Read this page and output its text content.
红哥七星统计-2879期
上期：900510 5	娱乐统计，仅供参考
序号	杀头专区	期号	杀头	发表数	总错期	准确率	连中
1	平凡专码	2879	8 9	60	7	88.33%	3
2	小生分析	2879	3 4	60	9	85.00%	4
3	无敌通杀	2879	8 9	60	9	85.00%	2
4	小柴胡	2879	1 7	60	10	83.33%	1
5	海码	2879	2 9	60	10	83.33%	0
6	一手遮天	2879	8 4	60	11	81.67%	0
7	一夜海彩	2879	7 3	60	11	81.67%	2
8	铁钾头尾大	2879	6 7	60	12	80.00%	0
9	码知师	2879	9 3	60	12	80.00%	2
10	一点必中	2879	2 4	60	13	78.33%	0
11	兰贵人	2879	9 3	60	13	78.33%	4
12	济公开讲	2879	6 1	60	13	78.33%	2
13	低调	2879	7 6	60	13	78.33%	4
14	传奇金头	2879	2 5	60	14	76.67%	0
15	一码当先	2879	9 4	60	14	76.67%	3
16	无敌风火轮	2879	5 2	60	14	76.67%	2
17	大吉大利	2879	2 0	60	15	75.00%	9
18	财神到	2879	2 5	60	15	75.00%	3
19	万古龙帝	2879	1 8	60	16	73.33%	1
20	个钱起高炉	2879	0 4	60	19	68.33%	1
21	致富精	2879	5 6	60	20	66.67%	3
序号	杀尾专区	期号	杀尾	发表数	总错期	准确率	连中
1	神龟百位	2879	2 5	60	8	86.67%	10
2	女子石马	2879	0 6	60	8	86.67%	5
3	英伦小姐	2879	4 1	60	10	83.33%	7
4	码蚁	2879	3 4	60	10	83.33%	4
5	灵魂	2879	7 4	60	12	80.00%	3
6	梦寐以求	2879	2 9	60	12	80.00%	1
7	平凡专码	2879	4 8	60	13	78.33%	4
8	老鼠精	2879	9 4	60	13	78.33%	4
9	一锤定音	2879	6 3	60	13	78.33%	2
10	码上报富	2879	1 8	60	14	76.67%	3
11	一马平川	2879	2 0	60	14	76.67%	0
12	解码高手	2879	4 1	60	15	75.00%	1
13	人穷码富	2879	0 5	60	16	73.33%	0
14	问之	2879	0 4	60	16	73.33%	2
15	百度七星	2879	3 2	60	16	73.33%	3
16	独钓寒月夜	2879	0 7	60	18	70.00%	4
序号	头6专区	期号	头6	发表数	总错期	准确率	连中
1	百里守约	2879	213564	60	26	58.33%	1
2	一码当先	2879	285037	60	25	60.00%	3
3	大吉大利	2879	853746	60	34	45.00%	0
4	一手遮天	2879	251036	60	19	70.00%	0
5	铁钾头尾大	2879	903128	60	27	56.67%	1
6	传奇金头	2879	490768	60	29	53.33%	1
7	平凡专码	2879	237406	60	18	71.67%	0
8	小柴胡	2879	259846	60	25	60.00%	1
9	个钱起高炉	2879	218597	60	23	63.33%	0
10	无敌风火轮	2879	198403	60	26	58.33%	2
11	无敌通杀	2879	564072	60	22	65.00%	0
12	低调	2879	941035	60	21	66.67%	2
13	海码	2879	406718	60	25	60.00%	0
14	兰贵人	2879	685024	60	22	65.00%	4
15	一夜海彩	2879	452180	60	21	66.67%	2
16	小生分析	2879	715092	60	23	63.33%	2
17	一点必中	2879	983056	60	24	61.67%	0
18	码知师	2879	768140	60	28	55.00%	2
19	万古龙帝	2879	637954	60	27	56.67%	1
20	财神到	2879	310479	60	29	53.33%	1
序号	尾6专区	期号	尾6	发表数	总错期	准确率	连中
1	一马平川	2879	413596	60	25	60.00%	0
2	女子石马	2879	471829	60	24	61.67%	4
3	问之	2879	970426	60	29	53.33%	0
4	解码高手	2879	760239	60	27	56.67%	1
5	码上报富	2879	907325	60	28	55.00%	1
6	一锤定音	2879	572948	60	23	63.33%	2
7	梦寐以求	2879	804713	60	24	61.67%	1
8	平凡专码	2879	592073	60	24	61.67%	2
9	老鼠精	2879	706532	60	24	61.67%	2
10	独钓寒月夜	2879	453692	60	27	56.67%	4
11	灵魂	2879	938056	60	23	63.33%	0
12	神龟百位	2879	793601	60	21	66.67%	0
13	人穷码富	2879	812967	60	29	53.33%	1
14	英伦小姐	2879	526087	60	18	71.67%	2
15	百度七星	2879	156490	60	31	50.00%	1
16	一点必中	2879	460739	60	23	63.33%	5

▸ **GIVEN PROBLEM**: Each record must be returned exactly as it is written.

▸ **ANSWER BELOW**:
Read this page and output its text content.
红哥七星统计-2879期
上期：900510 5	娱乐统计，仅供参考
序号	杀头专区	期号	杀头	发表数	总错期	准确率	连中
1	平凡专码	2879	8 9	60	7	88.33%	3
2	小生分析	2879	3 4	60	9	85.00%	4
3	无敌通杀	2879	8 9	60	9	85.00%	2
4	小柴胡	2879	1 7	60	10	83.33%	1
5	海码	2879	2 9	60	10	83.33%	0
6	一手遮天	2879	8 4	60	11	81.67%	0
7	一夜海彩	2879	7 3	60	11	81.67%	2
8	铁钾头尾大	2879	6 7	60	12	80.00%	0
9	码知师	2879	9 3	60	12	80.00%	2
10	一点必中	2879	2 4	60	13	78.33%	0
11	兰贵人	2879	9 3	60	13	78.33%	4
12	济公开讲	2879	6 1	60	13	78.33%	2
13	低调	2879	7 6	60	13	78.33%	4
14	传奇金头	2879	2 5	60	14	76.67%	0
15	一码当先	2879	9 4	60	14	76.67%	3
16	无敌风火轮	2879	5 2	60	14	76.67%	2
17	大吉大利	2879	2 0	60	15	75.00%	9
18	财神到	2879	2 5	60	15	75.00%	3
19	万古龙帝	2879	1 8	60	16	73.33%	1
20	个钱起高炉	2879	0 4	60	19	68.33%	1
21	致富精	2879	5 6	60	20	66.67%	3
序号	杀尾专区	期号	杀尾	发表数	总错期	准确率	连中
1	神龟百位	2879	2 5	60	8	86.67%	10
2	女子石马	2879	0 6	60	8	86.67%	5
3	英伦小姐	2879	4 1	60	10	83.33%	7
4	码蚁	2879	3 4	60	10	83.33%	4
5	灵魂	2879	7 4	60	12	80.00%	3
6	梦寐以求	2879	2 9	60	12	80.00%	1
7	平凡专码	2879	4 8	60	13	78.33%	4
8	老鼠精	2879	9 4	60	13	78.33%	4
9	一锤定音	2879	6 3	60	13	78.33%	2
10	码上报富	2879	1 8	60	14	76.67%	3
11	一马平川	2879	2 0	60	14	76.67%	0
12	解码高手	2879	4 1	60	15	75.00%	1
13	人穷码富	2879	0 5	60	16	73.33%	0
14	问之	2879	0 4	60	16	73.33%	2
15	百度七星	2879	3 2	60	16	73.33%	3
16	独钓寒月夜	2879	0 7	60	18	70.00%	4
序号	头6专区	期号	头6	发表数	总错期	准确率	连中
1	百里守约	2879	213564	60	26	58.33%	1
2	一码当先	2879	285037	60	25	60.00%	3
3	大吉大利	2879	853746	60	34	45.00%	0
4	一手遮天	2879	251036	60	19	70.00%	0
5	铁钾头尾大	2879	903128	60	27	56.67%	1
6	传奇金头	2879	490768	60	29	53.33%	1
7	平凡专码	2879	237406	60	18	71.67%	0
8	小柴胡	2879	259846	60	25	60.00%	1
9	个钱起高炉	2879	218597	60	23	63.33%	0
10	无敌风火轮	2879	198403	60	26	58.33%	2
11	无敌通杀	2879	564072	60	22	65.00%	0
12	低调	2879	941035	60	21	66.67%	2
13	海码	2879	406718	60	25	60.00%	0
14	兰贵人	2879	685024	60	22	65.00%	4
15	一夜海彩	2879	452180	60	21	66.67%	2
16	小生分析	2879	715092	60	23	63.33%	2
17	一点必中	2879	983056	60	24	61.67%	0
18	码知师	2879	768140	60	28	55.00%	2
19	万古龙帝	2879	637954	60	27	56.67%	1
20	财神到	2879	310479	60	29	53.33%	1
序号	尾6专区	期号	尾6	发表数	总错期	准确率	连中
1	一马平川	2879	413596	60	25	60.00%	0
2	女子石马	2879	471829	60	24	61.67%	4
3	问之	2879	970426	60	29	53.33%	0
4	解码高手	2879	760239	60	27	56.67%	1
5	码上报富	2879	907325	60	28	55.00%	1
6	一锤定音	2879	572948	60	23	63.33%	2
7	梦寐以求	2879	804713	60	24	61.67%	1
8	平凡专码	2879	592073	60	24	61.67%	2
9	老鼠精	2879	706532	60	24	61.67%	2
10	独钓寒月夜	2879	453692	60	27	56.67%	4
11	灵魂	2879	938056	60	23	63.33%	0
12	神龟百位	2879	793601	60	21	66.67%	0
13	人穷码富	2879	812967	60	29	53.33%	1
14	英伦小姐	2879	526087	60	18	71.67%	2
15	百度七星	2879	156490	60	31	50.00%	1
16	一点必中	2879	460739	60	23	63.33%	5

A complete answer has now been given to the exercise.